-- START --
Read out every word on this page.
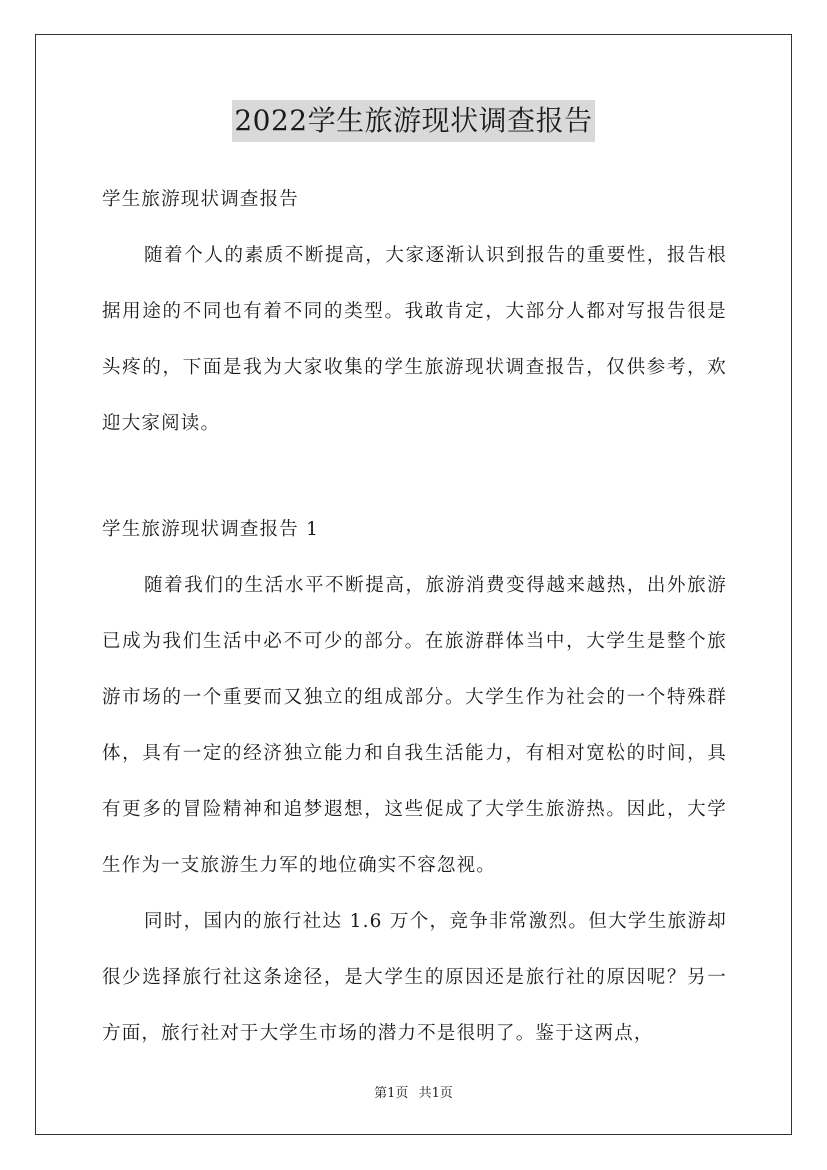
2022学生旅游现状调查报告

学生旅游现状调查报告

随着个人的素质不断提高，大家逐渐认识到报告的重要性，报告根据用途的不同也有着不同的类型。我敢肯定，大部分人都对写报告很是头疼的，下面是我为大家收集的学生旅游现状调查报告，仅供参考，欢迎大家阅读。

学生旅游现状调查报告 1

随着我们的生活水平不断提高，旅游消费变得越来越热，出外旅游已成为我们生活中必不可少的部分。在旅游群体当中，大学生是整个旅游市场的一个重要而又独立的组成部分。大学生作为社会的一个特殊群体，具有一定的经济独立能力和自我生活能力，有相对宽松的时间，具有更多的冒险精神和追梦遐想，这些促成了大学生旅游热。因此，大学生作为一支旅游生力军的地位确实不容忽视。

同时，国内的旅行社达 1.6 万个，竞争非常激烈。但大学生旅游却很少选择旅行社这条途径，是大学生的原因还是旅行社的原因呢？另一方面，旅行社对于大学生市场的潜力不是很明了。鉴于这两点，

第1页 共1页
-- END --
_Task to carry out:_ Transcribe every entry above exactly. Omit all pictures.

_Solution to this task:_
Read out every word on this page.
2022学生旅游现状调查报告

学生旅游现状调查报告

随着个人的素质不断提高，大家逐渐认识到报告的重要性，报告根据用途的不同也有着不同的类型。我敢肯定，大部分人都对写报告很是头疼的，下面是我为大家收集的学生旅游现状调查报告，仅供参考，欢迎大家阅读。

学生旅游现状调查报告 1

随着我们的生活水平不断提高，旅游消费变得越来越热，出外旅游已成为我们生活中必不可少的部分。在旅游群体当中，大学生是整个旅游市场的一个重要而又独立的组成部分。大学生作为社会的一个特殊群体，具有一定的经济独立能力和自我生活能力，有相对宽松的时间，具有更多的冒险精神和追梦遐想，这些促成了大学生旅游热。因此，大学生作为一支旅游生力军的地位确实不容忽视。

同时，国内的旅行社达 1.6 万个，竞争非常激烈。但大学生旅游却很少选择旅行社这条途径，是大学生的原因还是旅行社的原因呢？另一方面，旅行社对于大学生市场的潜力不是很明了。鉴于这两点，

第1页 共1页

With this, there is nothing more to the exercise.